● What is needed:
Put the data from the line containing "I need the location" through the line containing "stat-away-bar: [250, 144, 299, 146]", both included, into a Markdown table with the columns Number and Entry, one row per line. Skip blank lines and leave the picture out.

● Listed records:
#####
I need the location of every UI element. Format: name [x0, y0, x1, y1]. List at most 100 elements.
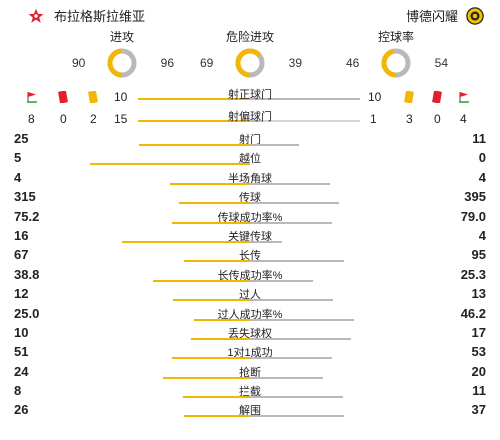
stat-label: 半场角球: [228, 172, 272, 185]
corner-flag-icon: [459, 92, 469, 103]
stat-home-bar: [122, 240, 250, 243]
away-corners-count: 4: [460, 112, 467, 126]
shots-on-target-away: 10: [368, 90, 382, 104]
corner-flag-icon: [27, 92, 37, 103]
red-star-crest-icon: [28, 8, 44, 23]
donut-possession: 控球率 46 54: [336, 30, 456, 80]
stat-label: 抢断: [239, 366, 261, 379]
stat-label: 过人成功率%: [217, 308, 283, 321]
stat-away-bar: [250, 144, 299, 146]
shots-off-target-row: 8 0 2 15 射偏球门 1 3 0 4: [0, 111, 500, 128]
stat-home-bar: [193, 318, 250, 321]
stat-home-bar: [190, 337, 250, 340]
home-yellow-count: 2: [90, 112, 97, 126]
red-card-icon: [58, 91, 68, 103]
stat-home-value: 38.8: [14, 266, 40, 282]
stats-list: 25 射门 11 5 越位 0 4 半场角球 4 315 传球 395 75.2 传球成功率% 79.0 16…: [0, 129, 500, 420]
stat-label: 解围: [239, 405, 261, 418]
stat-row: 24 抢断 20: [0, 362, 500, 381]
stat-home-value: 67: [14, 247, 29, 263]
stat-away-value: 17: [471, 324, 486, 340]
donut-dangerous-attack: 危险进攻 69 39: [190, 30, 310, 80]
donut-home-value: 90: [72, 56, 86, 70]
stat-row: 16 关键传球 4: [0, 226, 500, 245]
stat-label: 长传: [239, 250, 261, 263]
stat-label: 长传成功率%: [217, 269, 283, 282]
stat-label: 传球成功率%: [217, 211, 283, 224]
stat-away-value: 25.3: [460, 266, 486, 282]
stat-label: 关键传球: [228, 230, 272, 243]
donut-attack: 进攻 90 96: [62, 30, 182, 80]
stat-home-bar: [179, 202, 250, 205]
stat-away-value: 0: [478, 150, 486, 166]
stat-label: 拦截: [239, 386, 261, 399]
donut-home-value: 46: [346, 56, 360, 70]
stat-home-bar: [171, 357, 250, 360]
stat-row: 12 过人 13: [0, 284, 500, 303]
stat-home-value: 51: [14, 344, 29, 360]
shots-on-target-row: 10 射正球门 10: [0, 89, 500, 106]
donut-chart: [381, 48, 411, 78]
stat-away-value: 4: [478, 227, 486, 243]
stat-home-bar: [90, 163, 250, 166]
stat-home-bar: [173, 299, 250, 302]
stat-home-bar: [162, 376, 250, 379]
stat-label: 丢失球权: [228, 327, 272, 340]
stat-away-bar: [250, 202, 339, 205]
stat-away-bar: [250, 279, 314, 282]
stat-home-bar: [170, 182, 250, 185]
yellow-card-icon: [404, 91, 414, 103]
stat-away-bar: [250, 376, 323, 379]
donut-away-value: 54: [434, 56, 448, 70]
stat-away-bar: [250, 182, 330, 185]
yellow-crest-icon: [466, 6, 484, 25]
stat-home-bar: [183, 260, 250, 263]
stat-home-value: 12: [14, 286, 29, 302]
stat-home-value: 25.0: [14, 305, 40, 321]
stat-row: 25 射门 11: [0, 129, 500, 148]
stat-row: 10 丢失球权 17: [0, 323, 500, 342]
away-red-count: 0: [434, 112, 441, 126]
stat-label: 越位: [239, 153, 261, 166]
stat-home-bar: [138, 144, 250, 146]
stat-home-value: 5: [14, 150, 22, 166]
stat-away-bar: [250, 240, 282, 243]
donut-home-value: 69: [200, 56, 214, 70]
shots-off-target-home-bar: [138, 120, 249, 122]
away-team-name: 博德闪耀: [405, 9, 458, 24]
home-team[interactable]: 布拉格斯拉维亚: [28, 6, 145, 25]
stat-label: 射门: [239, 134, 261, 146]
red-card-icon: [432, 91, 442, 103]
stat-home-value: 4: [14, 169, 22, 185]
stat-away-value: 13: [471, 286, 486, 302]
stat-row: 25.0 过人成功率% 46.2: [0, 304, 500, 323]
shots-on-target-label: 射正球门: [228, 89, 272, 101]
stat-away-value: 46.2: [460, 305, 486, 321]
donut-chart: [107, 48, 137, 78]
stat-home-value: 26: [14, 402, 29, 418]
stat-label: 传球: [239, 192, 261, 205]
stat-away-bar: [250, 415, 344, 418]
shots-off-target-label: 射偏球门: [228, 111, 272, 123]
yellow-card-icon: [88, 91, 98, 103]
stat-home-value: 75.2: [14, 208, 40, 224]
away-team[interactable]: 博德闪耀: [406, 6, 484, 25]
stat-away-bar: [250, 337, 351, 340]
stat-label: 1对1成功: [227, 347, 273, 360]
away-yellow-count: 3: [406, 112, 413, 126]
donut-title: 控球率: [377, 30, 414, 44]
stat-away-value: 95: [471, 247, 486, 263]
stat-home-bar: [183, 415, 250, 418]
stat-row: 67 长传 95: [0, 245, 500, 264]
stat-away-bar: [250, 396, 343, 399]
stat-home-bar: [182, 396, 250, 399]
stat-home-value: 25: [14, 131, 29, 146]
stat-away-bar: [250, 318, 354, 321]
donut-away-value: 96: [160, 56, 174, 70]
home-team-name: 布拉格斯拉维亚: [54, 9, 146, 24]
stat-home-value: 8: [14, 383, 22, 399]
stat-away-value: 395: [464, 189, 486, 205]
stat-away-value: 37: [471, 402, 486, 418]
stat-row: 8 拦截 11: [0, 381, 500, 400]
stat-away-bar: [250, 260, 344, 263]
#####
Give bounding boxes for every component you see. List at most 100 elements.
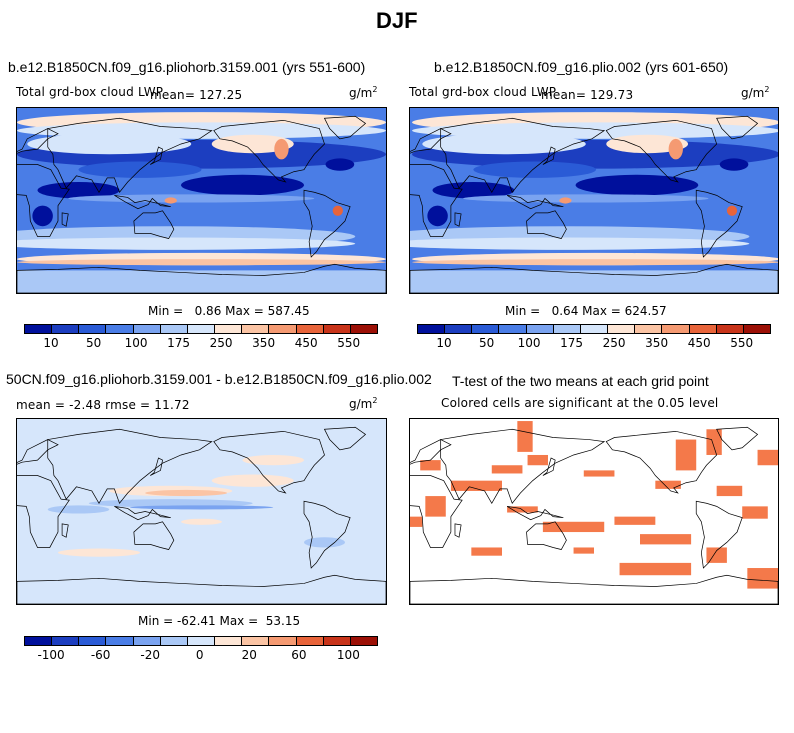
#####
● Correct response:
| Number | Entry |
|---|---|
| 1 | I need the location of every UI element. Format: name [x0, y0, x1, y1]. List at most 100 elements. |
| 2 | stat-label: 半场角球: [228, 172, 272, 185] |
| 3 | corner-flag-icon: [459, 92, 469, 103] |
| 4 | stat-home-bar: [122, 240, 250, 243] |
| 5 | away-corners-count: 4: [460, 112, 467, 126] |
| 6 | shots-on-target-away: 10: [368, 90, 382, 104] |
| 7 | corner-flag-icon: [27, 92, 37, 103] |
| 8 | red-star-crest-icon: [28, 8, 44, 23] |
| 9 | donut-possession: 控球率 46 54: [336, 30, 456, 80] |
| 10 | stat-label: 抢断: [239, 366, 261, 379] |
| 11 | stat-label: 过人成功率%: [217, 308, 283, 321] |
| 12 | stat-away-bar: [250, 144, 299, 146] |